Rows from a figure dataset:
%%

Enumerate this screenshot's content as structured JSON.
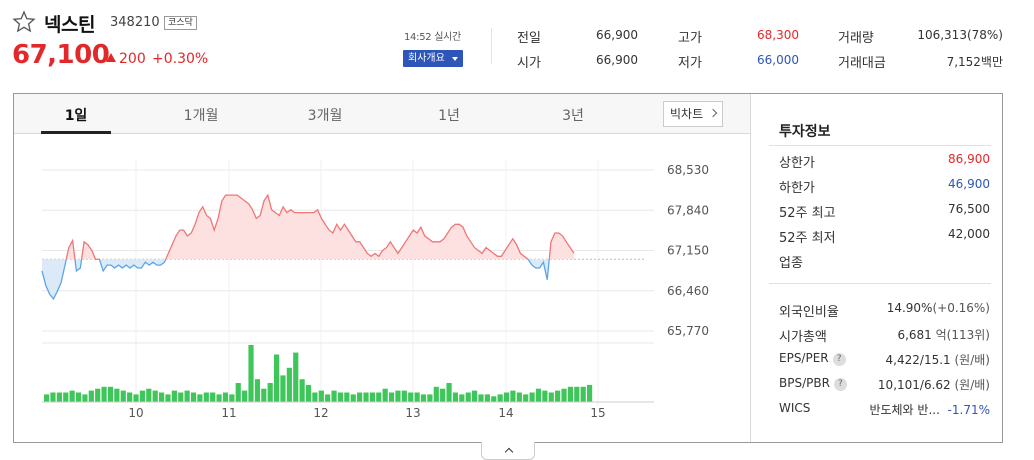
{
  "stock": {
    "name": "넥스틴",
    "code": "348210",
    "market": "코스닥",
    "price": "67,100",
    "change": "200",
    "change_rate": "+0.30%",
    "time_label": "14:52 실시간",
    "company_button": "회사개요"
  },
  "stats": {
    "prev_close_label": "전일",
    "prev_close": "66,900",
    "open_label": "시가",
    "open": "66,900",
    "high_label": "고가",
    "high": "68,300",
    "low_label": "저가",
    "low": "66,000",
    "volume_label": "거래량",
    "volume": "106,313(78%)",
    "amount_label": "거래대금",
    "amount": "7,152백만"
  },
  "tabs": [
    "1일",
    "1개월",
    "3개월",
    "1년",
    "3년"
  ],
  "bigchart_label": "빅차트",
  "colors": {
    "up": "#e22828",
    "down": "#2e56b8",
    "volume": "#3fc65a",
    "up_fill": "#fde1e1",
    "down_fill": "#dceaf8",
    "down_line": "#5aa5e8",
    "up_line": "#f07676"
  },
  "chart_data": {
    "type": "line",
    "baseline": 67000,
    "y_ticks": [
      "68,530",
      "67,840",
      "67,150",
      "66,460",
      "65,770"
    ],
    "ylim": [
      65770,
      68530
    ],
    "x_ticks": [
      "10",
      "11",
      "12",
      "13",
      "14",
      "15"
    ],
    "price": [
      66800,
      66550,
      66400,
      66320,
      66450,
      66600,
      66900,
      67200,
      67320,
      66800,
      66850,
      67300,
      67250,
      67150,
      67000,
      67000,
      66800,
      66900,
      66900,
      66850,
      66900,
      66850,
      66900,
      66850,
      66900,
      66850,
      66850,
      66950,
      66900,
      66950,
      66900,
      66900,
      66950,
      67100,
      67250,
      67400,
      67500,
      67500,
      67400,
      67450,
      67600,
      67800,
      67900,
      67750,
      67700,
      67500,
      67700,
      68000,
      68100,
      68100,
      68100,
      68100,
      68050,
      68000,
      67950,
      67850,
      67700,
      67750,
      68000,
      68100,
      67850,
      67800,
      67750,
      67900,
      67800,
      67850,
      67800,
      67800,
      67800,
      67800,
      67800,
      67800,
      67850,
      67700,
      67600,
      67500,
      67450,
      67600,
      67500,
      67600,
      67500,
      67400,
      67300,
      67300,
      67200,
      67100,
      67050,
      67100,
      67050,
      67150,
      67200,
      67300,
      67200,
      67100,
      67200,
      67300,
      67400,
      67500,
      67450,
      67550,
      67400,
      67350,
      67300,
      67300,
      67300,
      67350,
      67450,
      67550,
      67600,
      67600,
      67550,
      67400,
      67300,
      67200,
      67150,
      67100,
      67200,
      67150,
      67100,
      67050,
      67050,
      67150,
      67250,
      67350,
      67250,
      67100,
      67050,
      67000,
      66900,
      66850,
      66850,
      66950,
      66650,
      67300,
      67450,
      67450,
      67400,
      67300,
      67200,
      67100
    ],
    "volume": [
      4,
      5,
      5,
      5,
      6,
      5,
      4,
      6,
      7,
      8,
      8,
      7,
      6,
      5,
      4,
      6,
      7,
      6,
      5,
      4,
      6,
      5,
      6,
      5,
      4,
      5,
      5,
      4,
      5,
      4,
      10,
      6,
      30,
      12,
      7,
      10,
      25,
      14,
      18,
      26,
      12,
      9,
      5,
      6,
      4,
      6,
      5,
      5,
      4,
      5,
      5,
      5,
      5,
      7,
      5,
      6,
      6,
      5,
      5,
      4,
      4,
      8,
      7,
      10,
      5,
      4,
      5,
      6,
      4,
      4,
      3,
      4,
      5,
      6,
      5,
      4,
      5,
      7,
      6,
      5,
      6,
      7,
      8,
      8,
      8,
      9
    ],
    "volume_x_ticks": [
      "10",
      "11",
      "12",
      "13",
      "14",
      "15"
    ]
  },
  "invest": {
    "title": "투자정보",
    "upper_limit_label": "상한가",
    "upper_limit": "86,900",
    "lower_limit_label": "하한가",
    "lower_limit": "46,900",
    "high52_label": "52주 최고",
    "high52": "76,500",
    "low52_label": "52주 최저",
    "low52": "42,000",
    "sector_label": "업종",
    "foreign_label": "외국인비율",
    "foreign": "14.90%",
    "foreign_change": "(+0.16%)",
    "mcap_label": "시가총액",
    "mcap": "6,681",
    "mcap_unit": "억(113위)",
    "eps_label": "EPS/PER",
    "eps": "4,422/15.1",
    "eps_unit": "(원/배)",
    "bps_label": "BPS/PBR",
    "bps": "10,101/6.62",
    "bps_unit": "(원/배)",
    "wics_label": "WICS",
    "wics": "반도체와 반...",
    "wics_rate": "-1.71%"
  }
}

%%
%%

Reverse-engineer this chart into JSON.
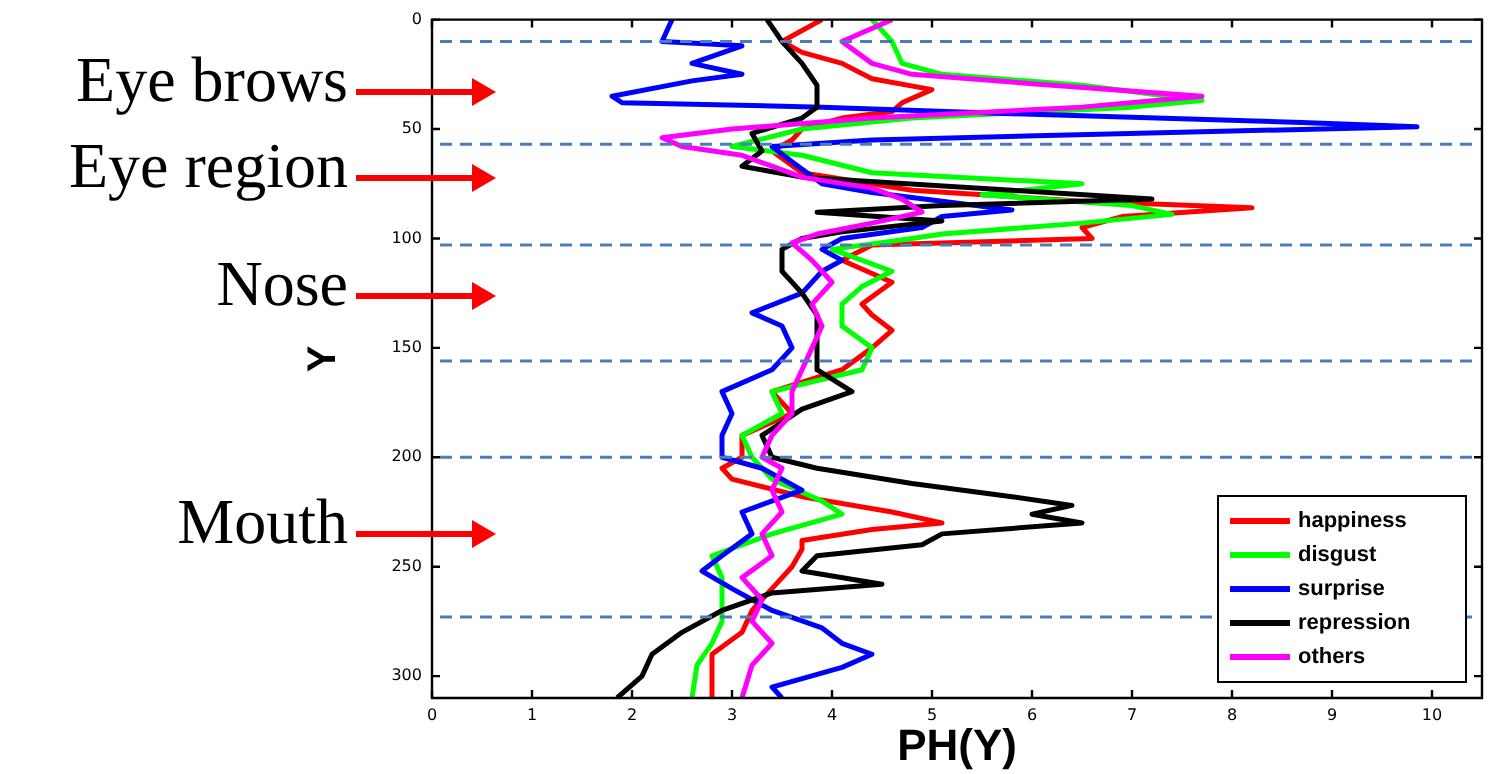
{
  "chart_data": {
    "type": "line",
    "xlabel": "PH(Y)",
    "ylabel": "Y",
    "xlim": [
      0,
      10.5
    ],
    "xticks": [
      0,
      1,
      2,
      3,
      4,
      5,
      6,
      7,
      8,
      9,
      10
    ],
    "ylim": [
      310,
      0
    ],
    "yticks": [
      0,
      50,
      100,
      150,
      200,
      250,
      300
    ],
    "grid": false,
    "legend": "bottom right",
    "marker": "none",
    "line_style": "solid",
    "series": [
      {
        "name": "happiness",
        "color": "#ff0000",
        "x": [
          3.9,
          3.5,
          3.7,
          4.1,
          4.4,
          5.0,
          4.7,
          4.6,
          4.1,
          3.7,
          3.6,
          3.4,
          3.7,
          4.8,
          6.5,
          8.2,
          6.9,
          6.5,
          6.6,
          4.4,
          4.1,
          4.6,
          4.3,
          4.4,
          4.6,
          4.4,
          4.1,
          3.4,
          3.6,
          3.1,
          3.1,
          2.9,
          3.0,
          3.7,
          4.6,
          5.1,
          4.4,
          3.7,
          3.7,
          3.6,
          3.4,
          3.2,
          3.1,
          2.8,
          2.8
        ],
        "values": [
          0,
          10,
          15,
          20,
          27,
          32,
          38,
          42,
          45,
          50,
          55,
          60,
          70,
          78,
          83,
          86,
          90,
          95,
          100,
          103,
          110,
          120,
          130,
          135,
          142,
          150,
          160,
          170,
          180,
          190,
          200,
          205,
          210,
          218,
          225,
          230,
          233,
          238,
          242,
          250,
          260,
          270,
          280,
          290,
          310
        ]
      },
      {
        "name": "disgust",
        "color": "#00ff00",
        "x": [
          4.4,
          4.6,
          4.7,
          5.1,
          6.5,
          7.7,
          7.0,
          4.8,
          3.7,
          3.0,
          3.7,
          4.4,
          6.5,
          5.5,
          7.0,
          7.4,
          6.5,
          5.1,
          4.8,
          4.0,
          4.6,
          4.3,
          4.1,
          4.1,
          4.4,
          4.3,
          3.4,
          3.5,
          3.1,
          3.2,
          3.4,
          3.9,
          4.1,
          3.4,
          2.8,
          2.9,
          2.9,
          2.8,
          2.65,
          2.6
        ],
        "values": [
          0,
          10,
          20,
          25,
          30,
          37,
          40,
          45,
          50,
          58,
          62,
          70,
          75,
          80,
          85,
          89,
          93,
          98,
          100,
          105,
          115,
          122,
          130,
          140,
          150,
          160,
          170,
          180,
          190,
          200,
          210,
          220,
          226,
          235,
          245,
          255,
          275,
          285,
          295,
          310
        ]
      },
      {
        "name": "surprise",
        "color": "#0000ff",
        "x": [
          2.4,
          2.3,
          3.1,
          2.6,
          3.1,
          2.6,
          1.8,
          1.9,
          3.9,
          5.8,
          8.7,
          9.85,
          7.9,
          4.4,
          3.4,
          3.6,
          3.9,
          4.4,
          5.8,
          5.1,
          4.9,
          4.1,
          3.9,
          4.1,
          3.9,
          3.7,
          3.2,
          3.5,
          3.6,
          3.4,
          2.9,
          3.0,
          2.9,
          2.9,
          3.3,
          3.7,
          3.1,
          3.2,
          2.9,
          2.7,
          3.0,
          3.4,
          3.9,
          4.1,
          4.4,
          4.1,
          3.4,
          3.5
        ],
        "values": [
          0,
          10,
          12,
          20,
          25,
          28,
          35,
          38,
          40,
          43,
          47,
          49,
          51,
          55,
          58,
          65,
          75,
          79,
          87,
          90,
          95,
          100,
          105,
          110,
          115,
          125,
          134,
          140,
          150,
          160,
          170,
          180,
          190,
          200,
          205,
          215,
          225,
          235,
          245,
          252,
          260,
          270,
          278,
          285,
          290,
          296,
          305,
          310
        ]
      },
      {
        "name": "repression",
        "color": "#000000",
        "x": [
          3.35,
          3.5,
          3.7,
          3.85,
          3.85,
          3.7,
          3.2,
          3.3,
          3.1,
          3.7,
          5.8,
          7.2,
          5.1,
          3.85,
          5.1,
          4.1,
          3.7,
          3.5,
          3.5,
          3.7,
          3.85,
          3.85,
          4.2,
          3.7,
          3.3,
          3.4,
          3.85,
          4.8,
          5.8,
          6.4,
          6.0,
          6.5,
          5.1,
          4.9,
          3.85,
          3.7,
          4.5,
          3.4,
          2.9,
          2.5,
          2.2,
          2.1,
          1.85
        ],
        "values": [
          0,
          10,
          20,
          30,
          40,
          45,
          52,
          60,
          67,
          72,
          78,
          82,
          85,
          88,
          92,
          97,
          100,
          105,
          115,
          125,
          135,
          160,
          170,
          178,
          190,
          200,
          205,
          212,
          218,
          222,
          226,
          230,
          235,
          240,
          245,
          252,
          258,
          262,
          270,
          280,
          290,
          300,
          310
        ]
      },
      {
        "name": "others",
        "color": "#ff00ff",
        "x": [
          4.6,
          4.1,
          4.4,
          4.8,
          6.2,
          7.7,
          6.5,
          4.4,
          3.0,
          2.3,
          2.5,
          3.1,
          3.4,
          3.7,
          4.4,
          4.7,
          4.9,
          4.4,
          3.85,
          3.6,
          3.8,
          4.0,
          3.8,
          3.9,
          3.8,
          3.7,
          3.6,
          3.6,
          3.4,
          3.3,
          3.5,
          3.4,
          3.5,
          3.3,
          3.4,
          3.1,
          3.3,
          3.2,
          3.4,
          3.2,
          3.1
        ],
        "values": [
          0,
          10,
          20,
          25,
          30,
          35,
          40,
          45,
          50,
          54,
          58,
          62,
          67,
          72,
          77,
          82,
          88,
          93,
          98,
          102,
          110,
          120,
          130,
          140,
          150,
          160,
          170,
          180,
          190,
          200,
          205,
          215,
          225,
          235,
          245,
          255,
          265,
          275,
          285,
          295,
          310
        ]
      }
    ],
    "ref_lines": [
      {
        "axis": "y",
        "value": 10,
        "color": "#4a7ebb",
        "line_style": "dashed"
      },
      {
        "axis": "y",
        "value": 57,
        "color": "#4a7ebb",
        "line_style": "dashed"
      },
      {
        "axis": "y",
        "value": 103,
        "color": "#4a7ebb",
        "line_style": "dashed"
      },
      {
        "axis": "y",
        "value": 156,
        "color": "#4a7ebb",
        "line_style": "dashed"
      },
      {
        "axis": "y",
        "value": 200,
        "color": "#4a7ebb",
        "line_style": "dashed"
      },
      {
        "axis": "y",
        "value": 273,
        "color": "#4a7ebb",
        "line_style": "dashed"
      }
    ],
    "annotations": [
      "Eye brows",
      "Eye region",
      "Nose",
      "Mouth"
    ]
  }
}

%%

Exercise task: Count every line bearing the word "JSON"; report the total only.

Task output: 2